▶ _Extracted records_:
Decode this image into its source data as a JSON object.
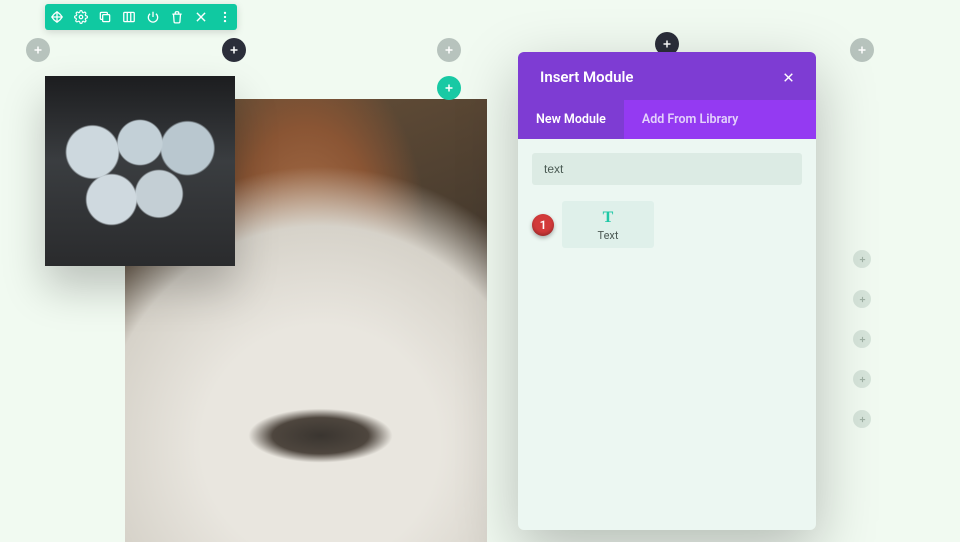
{
  "toolbar": {
    "icons": [
      "move-icon",
      "gear-icon",
      "duplicate-icon",
      "columns-icon",
      "power-icon",
      "trash-icon",
      "close-icon",
      "more-icon"
    ]
  },
  "modal": {
    "title": "Insert Module",
    "tabs": {
      "new": "New Module",
      "library": "Add From Library"
    },
    "search_value": "text",
    "callout": "1",
    "result": {
      "icon": "T",
      "label": "Text"
    }
  }
}
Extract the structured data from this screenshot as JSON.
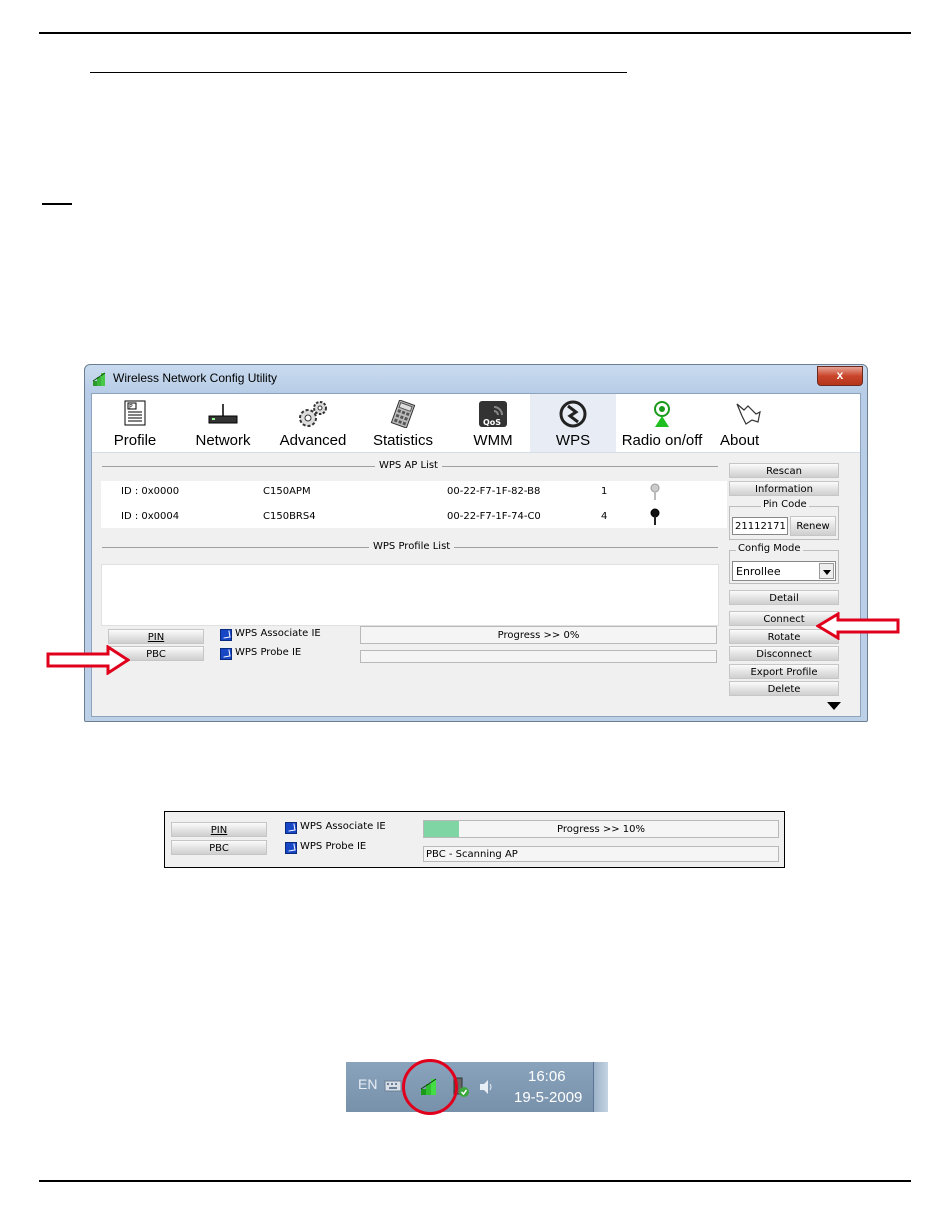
{
  "document": {
    "top_rule": "",
    "heading_underline": ""
  },
  "window": {
    "title": "Wireless Network Config Utility",
    "close_label": "x",
    "toolbar": [
      {
        "label": "Profile",
        "icon": "profile-icon"
      },
      {
        "label": "Network",
        "icon": "router-icon"
      },
      {
        "label": "Advanced",
        "icon": "gears-icon"
      },
      {
        "label": "Statistics",
        "icon": "calculator-icon"
      },
      {
        "label": "WMM",
        "icon": "qos-icon"
      },
      {
        "label": "WPS",
        "icon": "wps-icon",
        "active": true
      },
      {
        "label": "Radio on/off",
        "icon": "radio-icon"
      },
      {
        "label": "About",
        "icon": "about-icon"
      }
    ],
    "ap_list_title": "WPS AP List",
    "ap_list": [
      {
        "id": "ID : 0x0000",
        "ssid": "C150APM",
        "bssid": "00-22-F7-1F-82-B8",
        "channel": "1"
      },
      {
        "id": "ID : 0x0004",
        "ssid": "C150BRS4",
        "bssid": "00-22-F7-1F-74-C0",
        "channel": "4"
      }
    ],
    "profile_list_title": "WPS Profile List",
    "pin_button": "PIN",
    "pbc_button": "PBC",
    "wps_associate_ie": "WPS Associate IE",
    "wps_probe_ie": "WPS Probe IE",
    "progress_text": "Progress >> 0%",
    "progress_value": 0,
    "side": {
      "rescan": "Rescan",
      "information": "Information",
      "pin_code_caption": "Pin Code",
      "pin_code_value": "21112171",
      "renew": "Renew",
      "config_mode_caption": "Config Mode",
      "config_mode_value": "Enrollee",
      "detail": "Detail",
      "connect": "Connect",
      "rotate": "Rotate",
      "disconnect": "Disconnect",
      "export_profile": "Export Profile",
      "delete": "Delete"
    }
  },
  "snippet": {
    "pin_button": "PIN",
    "pbc_button": "PBC",
    "wps_associate_ie": "WPS Associate IE",
    "wps_probe_ie": "WPS Probe IE",
    "progress_text": "Progress >> 10%",
    "progress_value": 10,
    "status_text": "PBC - Scanning AP",
    "progress_color": "#7fd6a4"
  },
  "taskbar": {
    "language": "EN",
    "time": "16:06",
    "date": "19-5-2009",
    "highlight_color": "#e0001b"
  },
  "colors": {
    "arrow": "#e0001b",
    "checkbox": "#1747c4"
  }
}
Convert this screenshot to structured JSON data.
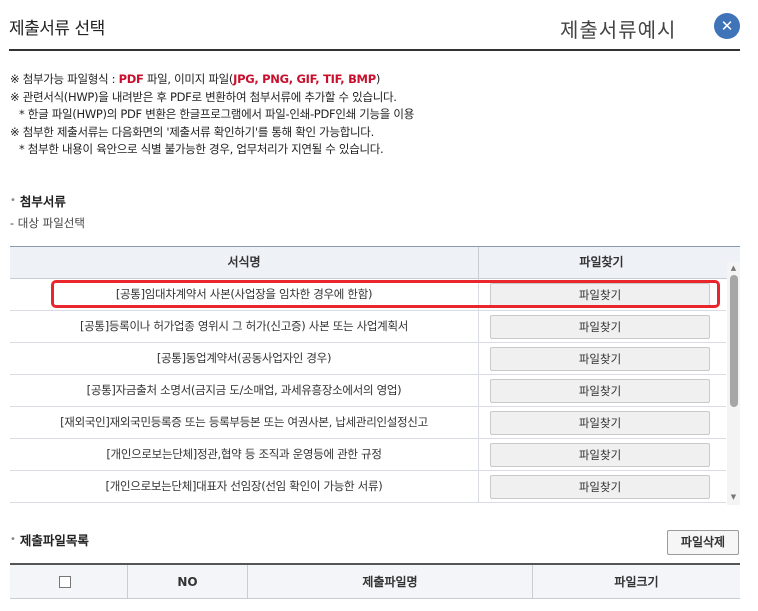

▶ _What to do_:
Tell how many lines of the data include the word "screenshot", and nothing else.

▶ _Answer for this exercise_:
2